::: Material for this exercise :::

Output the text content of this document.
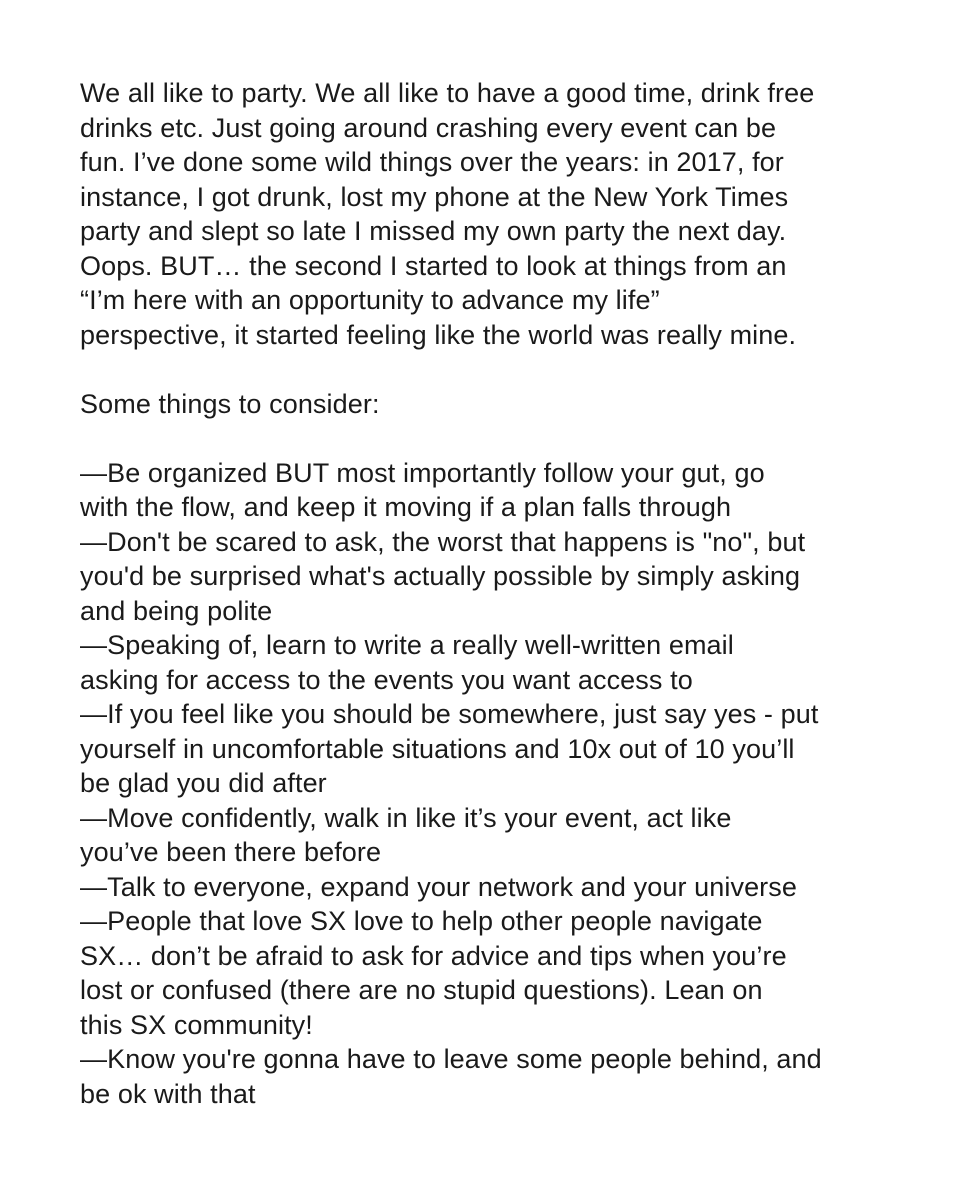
We all like to party. We all like to have a good time, drink free
drinks etc. Just going around crashing every event can be
fun. I’ve done some wild things over the years: in 2017, for
instance, I got drunk, lost my phone at the New York Times
party and slept so late I missed my own party the next day.
Oops. BUT… the second I started to look at things from an
“I’m here with an opportunity to advance my life”
perspective, it started feeling like the world was really mine.
Some things to consider:
—Be organized BUT most importantly follow your gut, go
with the flow, and keep it moving if a plan falls through
—Don't be scared to ask, the worst that happens is "no", but
you'd be surprised what's actually possible by simply asking
and being polite
—Speaking of, learn to write a really well-written email
asking for access to the events you want access to
—If you feel like you should be somewhere, just say yes - put
yourself in uncomfortable situations and 10x out of 10 you’ll
be glad you did after
—Move confidently, walk in like it’s your event, act like
you’ve been there before
—Talk to everyone, expand your network and your universe
—People that love SX love to help other people navigate
SX… don’t be afraid to ask for advice and tips when you’re
lost or confused (there are no stupid questions). Lean on
this SX community!
—Know you're gonna have to leave some people behind, and
be ok with that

:::

Direction: Find the word "party" in the data and copy out each line where it turns up.

Complete response:
We all like to party. We all like to have a good time, drink free
party and slept so late I missed my own party the next day.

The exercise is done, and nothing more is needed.